* Page extract *
*** Begin section ***

The natural history of liver disease progression in individuals who already have HIV when they acquire HCV is not fully understood. Daniel Fierer's group at Mt. Sinai School of Medicine in New York has reported alarming levels of fibrosis in men coinfected for only a short time. European investigators, however, have not observed a similar phenomenon.

Martin Vogel and fellow investigators with the NEAT Study Group prospectively evaluated liver fibrosis progression among HIV positive patients with acute hepatitis C.

The researchers estimated extent of fibrosis using the transient elastometry method (FibroScan), which measures liver "stiffness." They used the following stiffness value cut-offs as equivalents of Metavir fibrosis scores:

< 6 kiloPascals (kPa): stage F1 (mild fibrosis);
6.1 to 9.0 kPa: stage F2 (moderate fibrosis);
9.1 to 12 kPa: stage F3 (advanced fibrosis);
12 kPa: stage F4 (severe fibrosis or cirrhosis).

It was assumed that patients had stage F0 (absent fibrosis) prior to acute hepatitis C, unless available FibroScan or liver biopsy results indicated otherwise. Fibrosis progression rate was calculated by dividing the difference in fibrosis units by the duration of follow-up time.

*** End section ***

* Data shown *
*** Begin section ***

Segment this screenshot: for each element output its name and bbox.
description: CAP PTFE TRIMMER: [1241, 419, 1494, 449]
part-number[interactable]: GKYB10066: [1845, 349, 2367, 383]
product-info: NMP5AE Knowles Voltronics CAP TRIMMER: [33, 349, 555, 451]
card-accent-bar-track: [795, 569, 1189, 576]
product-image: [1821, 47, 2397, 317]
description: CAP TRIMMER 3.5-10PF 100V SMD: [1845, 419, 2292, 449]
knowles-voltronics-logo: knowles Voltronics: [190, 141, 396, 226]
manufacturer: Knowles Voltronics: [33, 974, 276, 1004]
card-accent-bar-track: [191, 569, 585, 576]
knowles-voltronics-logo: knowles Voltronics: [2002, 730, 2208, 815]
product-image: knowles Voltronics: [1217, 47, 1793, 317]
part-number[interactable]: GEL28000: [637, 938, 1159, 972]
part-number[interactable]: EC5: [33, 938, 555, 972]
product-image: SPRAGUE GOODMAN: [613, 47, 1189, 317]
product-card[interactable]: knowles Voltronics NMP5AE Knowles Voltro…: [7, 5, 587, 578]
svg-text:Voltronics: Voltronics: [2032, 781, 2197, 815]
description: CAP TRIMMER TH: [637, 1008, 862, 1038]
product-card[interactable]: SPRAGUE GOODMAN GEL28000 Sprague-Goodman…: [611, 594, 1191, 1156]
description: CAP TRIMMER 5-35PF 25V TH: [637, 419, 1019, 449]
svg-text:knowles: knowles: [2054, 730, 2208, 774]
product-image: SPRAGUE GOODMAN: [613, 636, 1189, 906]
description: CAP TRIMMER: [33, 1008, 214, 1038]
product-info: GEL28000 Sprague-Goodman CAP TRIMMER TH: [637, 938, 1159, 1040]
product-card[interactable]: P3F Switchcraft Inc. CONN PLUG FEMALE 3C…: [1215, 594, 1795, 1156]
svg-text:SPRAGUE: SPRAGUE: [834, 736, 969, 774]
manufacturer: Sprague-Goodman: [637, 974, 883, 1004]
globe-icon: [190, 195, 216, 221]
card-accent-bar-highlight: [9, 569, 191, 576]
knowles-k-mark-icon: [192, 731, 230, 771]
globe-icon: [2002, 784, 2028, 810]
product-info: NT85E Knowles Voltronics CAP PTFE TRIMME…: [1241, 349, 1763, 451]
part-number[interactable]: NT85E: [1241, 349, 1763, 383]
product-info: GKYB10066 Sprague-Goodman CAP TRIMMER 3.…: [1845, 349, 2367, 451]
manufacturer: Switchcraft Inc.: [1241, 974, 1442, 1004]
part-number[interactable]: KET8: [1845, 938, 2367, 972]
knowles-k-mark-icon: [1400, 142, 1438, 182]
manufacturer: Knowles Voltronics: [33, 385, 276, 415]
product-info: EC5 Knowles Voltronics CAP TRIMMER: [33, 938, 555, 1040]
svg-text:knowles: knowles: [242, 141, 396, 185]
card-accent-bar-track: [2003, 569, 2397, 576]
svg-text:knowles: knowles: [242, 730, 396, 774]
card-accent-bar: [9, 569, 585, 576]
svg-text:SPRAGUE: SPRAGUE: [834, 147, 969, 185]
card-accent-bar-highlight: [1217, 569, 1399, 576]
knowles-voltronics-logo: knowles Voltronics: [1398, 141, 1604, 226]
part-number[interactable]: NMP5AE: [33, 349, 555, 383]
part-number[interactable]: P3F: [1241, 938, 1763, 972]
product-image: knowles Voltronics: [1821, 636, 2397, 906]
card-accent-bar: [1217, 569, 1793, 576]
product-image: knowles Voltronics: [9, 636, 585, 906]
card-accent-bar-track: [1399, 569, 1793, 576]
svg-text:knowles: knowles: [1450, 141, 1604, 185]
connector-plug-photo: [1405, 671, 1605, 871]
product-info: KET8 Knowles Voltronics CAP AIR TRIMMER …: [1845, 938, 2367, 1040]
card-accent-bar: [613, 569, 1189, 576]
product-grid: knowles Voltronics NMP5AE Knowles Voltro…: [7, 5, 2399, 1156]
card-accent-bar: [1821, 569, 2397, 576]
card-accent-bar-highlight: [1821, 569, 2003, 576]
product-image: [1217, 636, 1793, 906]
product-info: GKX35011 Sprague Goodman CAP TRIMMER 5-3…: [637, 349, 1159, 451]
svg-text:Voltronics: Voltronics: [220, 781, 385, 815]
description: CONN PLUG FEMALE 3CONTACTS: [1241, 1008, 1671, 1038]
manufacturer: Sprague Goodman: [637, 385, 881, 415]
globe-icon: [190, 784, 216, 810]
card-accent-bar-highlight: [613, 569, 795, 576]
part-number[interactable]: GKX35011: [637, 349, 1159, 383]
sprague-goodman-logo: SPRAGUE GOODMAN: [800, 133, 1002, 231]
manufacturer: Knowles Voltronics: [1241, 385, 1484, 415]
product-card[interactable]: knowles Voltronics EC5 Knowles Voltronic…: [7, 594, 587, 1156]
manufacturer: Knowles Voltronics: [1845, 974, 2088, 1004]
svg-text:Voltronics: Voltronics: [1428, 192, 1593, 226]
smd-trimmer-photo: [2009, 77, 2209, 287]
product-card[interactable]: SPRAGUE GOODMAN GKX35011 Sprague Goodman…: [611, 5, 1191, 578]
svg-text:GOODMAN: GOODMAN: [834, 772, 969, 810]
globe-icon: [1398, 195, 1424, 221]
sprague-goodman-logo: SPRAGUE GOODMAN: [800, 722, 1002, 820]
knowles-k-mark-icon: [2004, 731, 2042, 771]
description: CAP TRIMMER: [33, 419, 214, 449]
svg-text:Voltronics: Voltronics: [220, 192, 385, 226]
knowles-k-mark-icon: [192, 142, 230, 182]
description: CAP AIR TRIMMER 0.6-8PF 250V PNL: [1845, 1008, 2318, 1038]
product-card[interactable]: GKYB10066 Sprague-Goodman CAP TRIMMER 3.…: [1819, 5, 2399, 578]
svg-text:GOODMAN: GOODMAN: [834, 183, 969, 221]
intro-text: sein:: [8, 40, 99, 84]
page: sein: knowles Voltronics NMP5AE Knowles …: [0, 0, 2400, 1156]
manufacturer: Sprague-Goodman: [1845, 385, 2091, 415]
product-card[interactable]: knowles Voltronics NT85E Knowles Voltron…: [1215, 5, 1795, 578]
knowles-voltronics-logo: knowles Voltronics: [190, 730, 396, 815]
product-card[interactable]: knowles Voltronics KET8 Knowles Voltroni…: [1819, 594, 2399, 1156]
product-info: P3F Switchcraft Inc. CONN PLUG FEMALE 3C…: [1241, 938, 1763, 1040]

*** End section ***

* Task instructions *
Write out the liver fibrosis passage word for word, starting at "It was assumed" and ending at "of follow-up time.".

* Solution to the problem *
It was assumed that patients had stage F0 (absent fibrosis) prior to acute hepatitis C, unless available FibroScan or liver biopsy results indicated otherwise. Fibrosis progression rate was calculated by dividing the difference in fibrosis units by the duration of follow-up time.